Rewrite every line of the entries below as a Markdown table with a Row column for the row number and a Line column for the text of each line, skipping blank lines. Leave the pictures out of the table.

(Saved data entries)
-*-

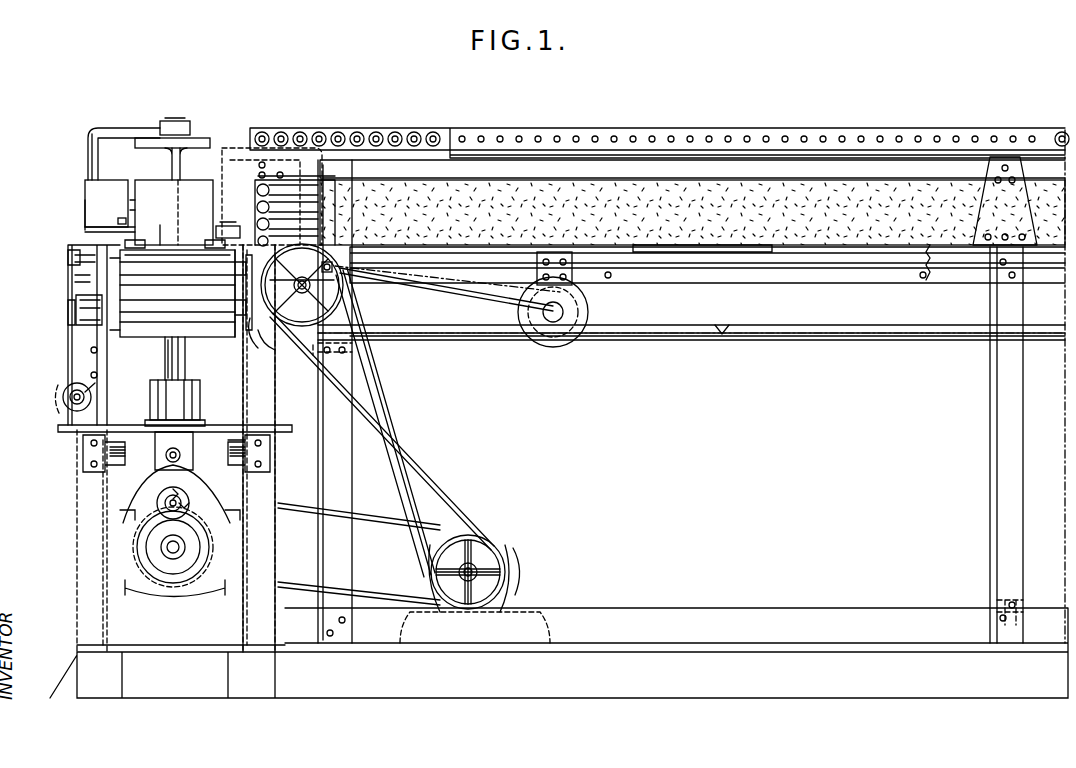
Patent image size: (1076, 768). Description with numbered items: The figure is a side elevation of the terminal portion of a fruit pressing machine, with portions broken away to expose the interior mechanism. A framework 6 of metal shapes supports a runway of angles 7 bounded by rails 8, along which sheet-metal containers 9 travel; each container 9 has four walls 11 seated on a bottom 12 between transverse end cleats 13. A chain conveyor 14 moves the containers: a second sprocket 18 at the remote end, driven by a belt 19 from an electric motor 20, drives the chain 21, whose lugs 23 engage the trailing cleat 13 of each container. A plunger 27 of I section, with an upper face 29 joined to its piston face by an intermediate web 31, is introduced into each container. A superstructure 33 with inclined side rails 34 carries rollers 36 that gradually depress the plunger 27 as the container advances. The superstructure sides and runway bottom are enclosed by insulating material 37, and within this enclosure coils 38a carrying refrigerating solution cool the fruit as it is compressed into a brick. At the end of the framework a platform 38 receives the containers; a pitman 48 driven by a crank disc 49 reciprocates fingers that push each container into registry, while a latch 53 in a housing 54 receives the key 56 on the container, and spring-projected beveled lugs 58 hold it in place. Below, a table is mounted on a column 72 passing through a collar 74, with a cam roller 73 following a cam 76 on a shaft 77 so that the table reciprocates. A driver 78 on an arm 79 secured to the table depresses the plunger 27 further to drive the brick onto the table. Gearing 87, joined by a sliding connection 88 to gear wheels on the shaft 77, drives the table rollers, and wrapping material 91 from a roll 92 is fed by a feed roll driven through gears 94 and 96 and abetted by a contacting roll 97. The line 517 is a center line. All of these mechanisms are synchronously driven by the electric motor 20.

The framework 6 is at (78, 480).
The angles 7 is at (793, 250).
The rails 8 is at (282, 240).
The container 9 is at (100, 232).
The walls 11 is at (169, 225).
The bottom 12 is at (174, 212).
The end cleats 13 is at (142, 245).
The chain conveyor 14 is at (380, 350).
The second sprocket 18 is at (346, 295).
The belt 19 is at (378, 402).
The electric motor 20 is at (485, 535).
The chain 21 is at (748, 245).
The lugs 23 is at (553, 244).
The plunger 27 is at (182, 166).
The upper face 29 is at (220, 150).
The intermediate web 31 is at (172, 165).
The superstructure 33 is at (915, 152).
The side rails 34 is at (385, 130).
The rollers 36 is at (318, 130).
The insulating material 37 is at (425, 198).
The platform 38 is at (153, 250).
The coils 38a is at (290, 186).
The pitman 48 is at (432, 286).
The crank disc 49 is at (553, 310).
The latch 53 is at (90, 195).
The housing 54 is at (88, 205).
The key 56 is at (135, 222).
The beveled lug 58 is at (225, 228).
The column 72 is at (170, 372).
The cam roller 73 is at (214, 410).
The collar 74 is at (185, 372).
The cam 76 is at (200, 502).
The shaft 77 is at (173, 560).
The driver 78 is at (180, 128).
The arm 79 is at (122, 130).
The gearing 87 is at (78, 258).
The sliding connection 88 is at (80, 311).
The wrapping material 91 is at (228, 318).
The roll 92 is at (245, 432).
The gear 94 is at (75, 372).
The gear 96 is at (70, 312).
The contacting roll 97 is at (255, 320).
The center line 517 is at (447, 276).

-*-

• _Solution to this exercise_
| Row | Line |
|---|---|
| 1 | Patent image size: (1076, 768). Description with numbered items: The figure is a side elevation of the terminal portion of a fruit pressing machine, with portions broken away to expose the interior mechanism. A framework 6 of metal shapes supports a runway of angles 7 bounded by rails 8, along which sheet-metal containers 9 travel; each container 9 has four walls 11 seated on a bottom 12 between transverse end cleats 13. A chain conveyor 14 moves the containers: a second sprocket 18 at the remote end, driven by a belt 19 from an electric motor 20, drives the chain 21, whose lugs 23 engage the trailing cleat 13 of each container. A plunger 27 of I section, with an upper face 29 joined to its piston face by an intermediate web 31, is introduced into each container. A superstructure 33 with inclined side rails 34 carries rollers 36 that gradually depress the plunger 27 as the container advances. The superstructure sides and runway bottom are enclosed by insulating material 37, and within this enclosure coils 38a carrying refrigerating solution cool the fruit as it is compressed into a brick. At the end of the framework a platform 38 receives the containers; a pitman 48 driven by a crank disc 49 reciprocates fingers that push each container into registry, while a latch 53 in a housing 54 receives the key 56 on the container, and spring-projected beveled lugs 58 hold it in place. Below, a table is mounted on a column 72 passing through a collar 74, with a cam roller 73 following a cam 76 on a shaft 77 so that the table reciprocates. A driver 78 on an arm 79 secured to the table depresses the plunger 27 further to drive the brick onto the table. Gearing 87, joined by a sliding connection 88 to gear wheels on the shaft 77, drives the table rollers, and wrapping material 91 from a roll 92 is fed by a feed roll driven through gears 94 and 96 and abetted by a contacting roll 97. The line 517 is a center line. All of these mechanisms are synchronously driven by the electric motor 20. |
| 2 | The framework 6 is at (78, 480). |
| 3 | The angles 7 is at (793, 250). |
| 4 | The rails 8 is at (282, 240). |
| 5 | The container 9 is at (100, 232). |
| 6 | The walls 11 is at (169, 225). |
| 7 | The bottom 12 is at (174, 212). |
| 8 | The end cleats 13 is at (142, 245). |
| 9 | The chain conveyor 14 is at (380, 350). |
| 10 | The second sprocket 18 is at (346, 295). |
| 11 | The belt 19 is at (378, 402). |
| 12 | The electric motor 20 is at (485, 535). |
| 13 | The chain 21 is at (748, 245). |
| 14 | The lugs 23 is at (553, 244). |
| 15 | The plunger 27 is at (182, 166). |
| 16 | The upper face 29 is at (220, 150). |
| 17 | The intermediate web 31 is at (172, 165). |
| 18 | The superstructure 33 is at (915, 152). |
| 19 | The side rails 34 is at (385, 130). |
| 20 | The rollers 36 is at (318, 130). |
| 21 | The insulating material 37 is at (425, 198). |
| 22 | The platform 38 is at (153, 250). |
| 23 | The coils 38a is at (290, 186). |
| 24 | The pitman 48 is at (432, 286). |
| 25 | The crank disc 49 is at (553, 310). |
| 26 | The latch 53 is at (90, 195). |
| 27 | The housing 54 is at (88, 205). |
| 28 | The key 56 is at (135, 222). |
| 29 | The beveled lug 58 is at (225, 228). |
| 30 | The column 72 is at (170, 372). |
| 31 | The cam roller 73 is at (214, 410). |
| 32 | The collar 74 is at (185, 372). |
| 33 | The cam 76 is at (200, 502). |
| 34 | The shaft 77 is at (173, 560). |
| 35 | The driver 78 is at (180, 128). |
| 36 | The arm 79 is at (122, 130). |
| 37 | The gearing 87 is at (78, 258). |
| 38 | The sliding connection 88 is at (80, 311). |
| 39 | The wrapping material 91 is at (228, 318). |
| 40 | The roll 92 is at (245, 432). |
| 41 | The gear 94 is at (75, 372). |
| 42 | The gear 96 is at (70, 312). |
| 43 | The contacting roll 97 is at (255, 320). |
| 44 | The center line 517 is at (447, 276). |